=== Provided data ===

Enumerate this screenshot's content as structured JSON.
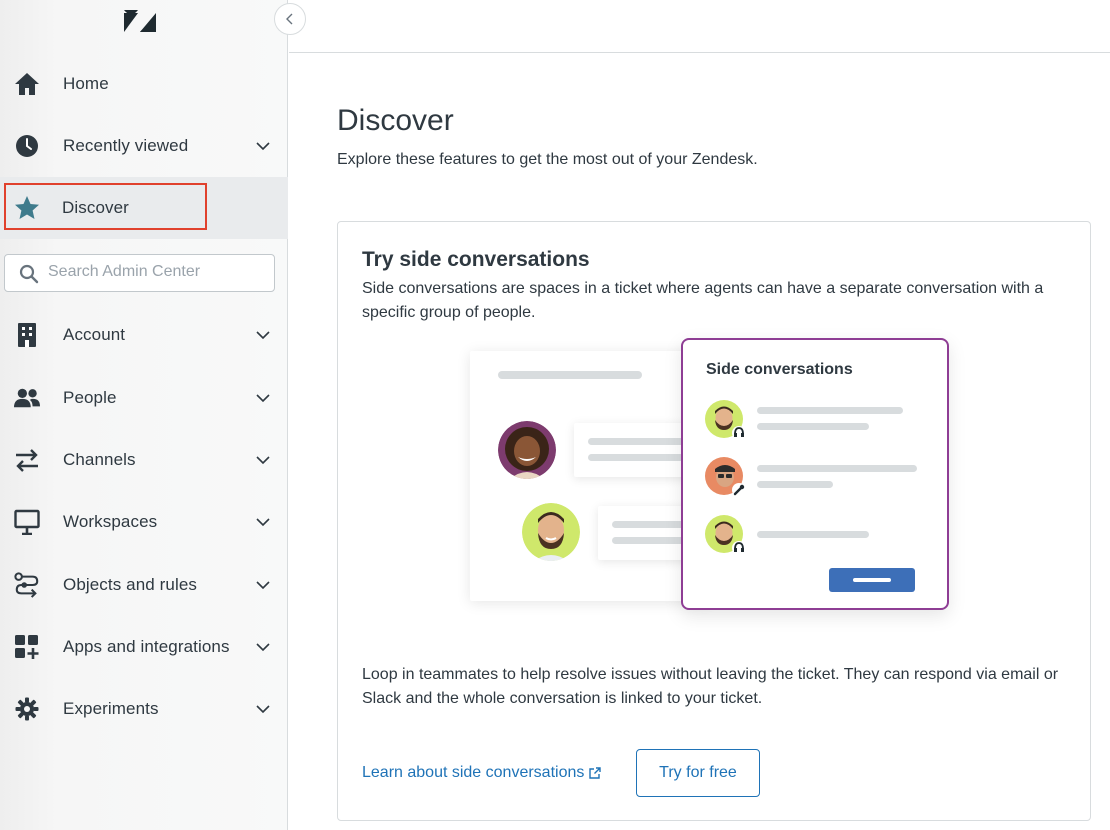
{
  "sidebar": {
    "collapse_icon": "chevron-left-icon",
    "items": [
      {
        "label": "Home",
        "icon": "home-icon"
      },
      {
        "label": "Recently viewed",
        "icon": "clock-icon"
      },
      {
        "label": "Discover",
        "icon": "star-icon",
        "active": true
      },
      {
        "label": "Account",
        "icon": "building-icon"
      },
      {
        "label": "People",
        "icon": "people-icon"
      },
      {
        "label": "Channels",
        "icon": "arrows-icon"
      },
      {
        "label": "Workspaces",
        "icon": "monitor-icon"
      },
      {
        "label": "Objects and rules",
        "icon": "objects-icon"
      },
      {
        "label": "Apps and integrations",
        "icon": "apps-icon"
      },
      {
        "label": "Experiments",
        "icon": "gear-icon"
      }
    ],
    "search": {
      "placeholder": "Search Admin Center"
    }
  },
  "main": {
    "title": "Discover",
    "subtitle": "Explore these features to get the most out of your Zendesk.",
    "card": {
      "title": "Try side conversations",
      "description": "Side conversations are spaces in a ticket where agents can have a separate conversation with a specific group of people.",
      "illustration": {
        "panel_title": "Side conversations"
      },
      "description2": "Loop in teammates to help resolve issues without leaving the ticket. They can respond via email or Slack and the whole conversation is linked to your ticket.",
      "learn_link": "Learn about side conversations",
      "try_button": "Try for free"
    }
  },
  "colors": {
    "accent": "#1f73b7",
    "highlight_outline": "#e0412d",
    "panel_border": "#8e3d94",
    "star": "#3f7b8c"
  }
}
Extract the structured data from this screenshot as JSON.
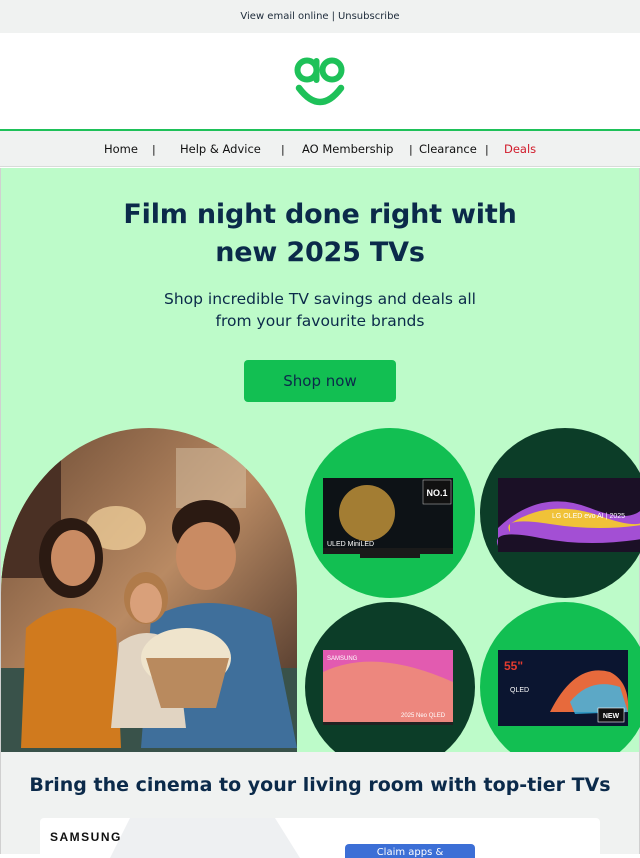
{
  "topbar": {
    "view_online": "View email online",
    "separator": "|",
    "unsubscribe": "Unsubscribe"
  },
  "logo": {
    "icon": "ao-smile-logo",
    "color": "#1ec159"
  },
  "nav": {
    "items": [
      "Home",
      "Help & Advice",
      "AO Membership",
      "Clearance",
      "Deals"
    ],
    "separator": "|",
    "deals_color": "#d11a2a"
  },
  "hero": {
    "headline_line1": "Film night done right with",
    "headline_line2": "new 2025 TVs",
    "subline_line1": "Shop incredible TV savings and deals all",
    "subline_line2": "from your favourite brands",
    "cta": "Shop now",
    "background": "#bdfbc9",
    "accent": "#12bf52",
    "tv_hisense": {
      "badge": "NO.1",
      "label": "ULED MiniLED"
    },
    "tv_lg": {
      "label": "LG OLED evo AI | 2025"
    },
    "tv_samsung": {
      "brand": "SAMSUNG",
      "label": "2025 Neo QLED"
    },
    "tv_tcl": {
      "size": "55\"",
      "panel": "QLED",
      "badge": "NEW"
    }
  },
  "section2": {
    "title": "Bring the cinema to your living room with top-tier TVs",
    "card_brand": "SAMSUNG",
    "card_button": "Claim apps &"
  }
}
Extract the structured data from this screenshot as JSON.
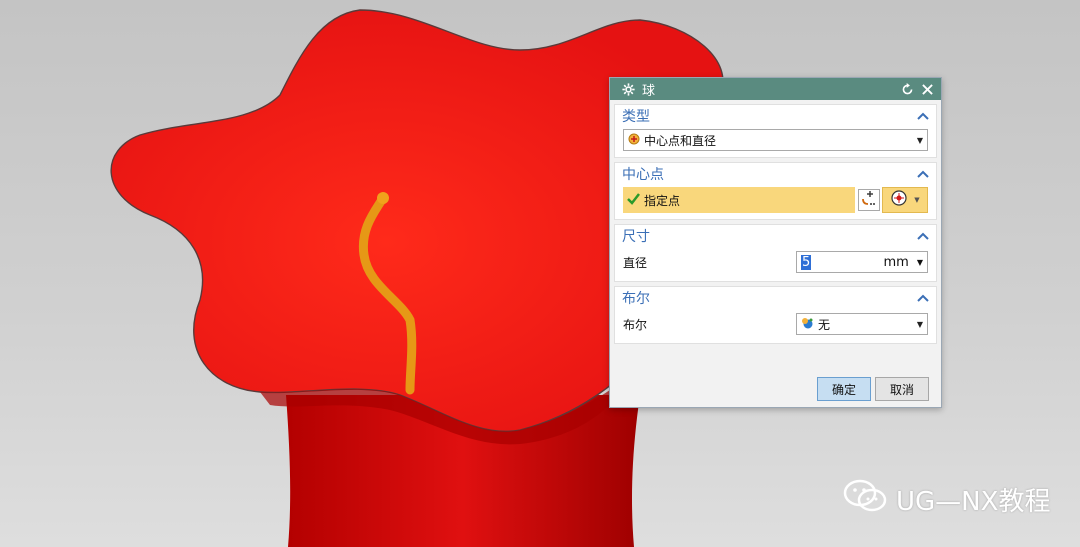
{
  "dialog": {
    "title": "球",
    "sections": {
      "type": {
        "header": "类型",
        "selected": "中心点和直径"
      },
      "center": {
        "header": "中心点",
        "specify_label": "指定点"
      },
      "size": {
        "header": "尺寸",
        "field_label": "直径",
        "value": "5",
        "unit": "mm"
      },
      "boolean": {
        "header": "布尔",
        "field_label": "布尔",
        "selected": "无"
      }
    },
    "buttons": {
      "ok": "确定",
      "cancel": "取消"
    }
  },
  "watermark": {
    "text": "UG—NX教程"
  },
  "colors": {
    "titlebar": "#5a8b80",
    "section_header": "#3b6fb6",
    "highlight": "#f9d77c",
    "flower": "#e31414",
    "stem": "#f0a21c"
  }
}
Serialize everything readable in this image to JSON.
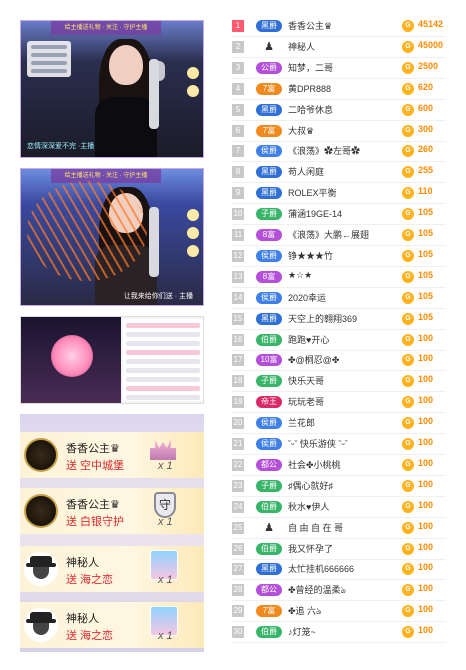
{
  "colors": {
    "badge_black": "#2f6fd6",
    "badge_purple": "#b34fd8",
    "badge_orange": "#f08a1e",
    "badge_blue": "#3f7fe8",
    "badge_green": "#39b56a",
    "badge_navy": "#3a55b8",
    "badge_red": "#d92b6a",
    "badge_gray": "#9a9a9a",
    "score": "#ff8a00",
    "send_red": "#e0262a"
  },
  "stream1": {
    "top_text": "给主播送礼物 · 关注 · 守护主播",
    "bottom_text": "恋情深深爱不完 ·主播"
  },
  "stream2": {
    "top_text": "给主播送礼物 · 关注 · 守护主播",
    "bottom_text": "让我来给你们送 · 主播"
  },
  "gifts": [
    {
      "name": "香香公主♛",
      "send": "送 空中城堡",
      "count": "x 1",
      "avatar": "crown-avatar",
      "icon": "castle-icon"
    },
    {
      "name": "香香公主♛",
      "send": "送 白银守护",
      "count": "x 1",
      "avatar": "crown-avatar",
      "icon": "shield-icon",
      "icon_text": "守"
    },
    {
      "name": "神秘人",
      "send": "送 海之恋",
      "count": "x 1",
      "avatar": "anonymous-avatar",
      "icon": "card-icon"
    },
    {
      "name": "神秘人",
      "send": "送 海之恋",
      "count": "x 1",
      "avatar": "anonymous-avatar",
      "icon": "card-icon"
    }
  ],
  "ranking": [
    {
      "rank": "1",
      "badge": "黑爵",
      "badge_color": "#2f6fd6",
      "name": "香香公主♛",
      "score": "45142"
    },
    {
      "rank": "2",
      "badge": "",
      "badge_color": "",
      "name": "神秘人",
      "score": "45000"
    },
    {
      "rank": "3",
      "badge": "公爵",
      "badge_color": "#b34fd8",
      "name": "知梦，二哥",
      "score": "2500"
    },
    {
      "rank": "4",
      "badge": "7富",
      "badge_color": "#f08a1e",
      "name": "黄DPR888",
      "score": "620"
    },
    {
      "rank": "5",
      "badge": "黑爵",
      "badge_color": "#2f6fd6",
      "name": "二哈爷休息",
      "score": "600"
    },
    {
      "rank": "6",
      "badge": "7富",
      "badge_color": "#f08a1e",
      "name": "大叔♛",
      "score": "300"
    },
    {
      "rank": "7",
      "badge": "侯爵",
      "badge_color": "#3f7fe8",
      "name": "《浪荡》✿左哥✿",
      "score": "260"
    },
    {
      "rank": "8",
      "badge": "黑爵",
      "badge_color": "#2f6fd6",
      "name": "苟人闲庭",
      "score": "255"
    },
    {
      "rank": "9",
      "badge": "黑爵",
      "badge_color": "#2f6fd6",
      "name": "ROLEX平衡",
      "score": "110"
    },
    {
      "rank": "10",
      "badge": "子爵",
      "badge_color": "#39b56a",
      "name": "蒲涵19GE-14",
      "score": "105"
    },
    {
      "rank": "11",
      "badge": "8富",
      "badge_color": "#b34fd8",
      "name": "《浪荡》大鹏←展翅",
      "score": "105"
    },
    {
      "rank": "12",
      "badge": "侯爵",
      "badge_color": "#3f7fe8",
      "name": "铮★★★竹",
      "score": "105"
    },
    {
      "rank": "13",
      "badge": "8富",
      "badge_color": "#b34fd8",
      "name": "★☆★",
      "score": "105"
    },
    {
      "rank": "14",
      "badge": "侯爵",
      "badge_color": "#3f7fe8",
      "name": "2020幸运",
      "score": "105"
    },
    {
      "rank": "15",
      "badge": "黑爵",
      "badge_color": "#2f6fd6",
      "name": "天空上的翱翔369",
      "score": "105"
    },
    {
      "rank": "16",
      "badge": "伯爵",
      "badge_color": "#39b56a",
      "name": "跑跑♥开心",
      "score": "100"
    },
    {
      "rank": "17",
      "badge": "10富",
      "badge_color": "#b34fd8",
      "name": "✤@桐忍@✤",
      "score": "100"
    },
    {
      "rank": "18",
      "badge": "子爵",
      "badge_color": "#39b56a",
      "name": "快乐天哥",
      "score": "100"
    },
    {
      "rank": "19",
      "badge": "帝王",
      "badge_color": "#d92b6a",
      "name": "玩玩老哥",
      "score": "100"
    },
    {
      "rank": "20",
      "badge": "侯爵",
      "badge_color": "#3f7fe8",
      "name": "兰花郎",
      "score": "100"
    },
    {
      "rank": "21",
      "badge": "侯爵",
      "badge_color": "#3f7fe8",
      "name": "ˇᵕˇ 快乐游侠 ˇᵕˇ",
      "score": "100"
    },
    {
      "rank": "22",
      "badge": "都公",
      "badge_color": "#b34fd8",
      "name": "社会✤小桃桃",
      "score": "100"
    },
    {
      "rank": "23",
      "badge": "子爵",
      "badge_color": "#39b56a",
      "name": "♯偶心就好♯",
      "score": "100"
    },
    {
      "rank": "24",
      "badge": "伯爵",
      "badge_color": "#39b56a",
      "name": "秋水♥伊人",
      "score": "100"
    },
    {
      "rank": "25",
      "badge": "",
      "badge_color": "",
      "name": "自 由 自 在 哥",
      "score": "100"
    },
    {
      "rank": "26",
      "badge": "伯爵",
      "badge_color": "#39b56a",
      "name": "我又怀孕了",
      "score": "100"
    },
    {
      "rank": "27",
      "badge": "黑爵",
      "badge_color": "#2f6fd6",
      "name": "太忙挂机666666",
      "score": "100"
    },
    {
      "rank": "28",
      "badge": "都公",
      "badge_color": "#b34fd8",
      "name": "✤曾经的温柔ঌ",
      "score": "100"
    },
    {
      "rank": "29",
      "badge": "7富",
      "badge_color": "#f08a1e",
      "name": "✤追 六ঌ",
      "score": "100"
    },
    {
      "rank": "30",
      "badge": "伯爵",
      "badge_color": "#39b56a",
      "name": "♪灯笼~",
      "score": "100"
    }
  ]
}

===

Directions:
Each line in the listing above either holds the string "your" or does not; state how many do, giving the number only.

Exercise response:
4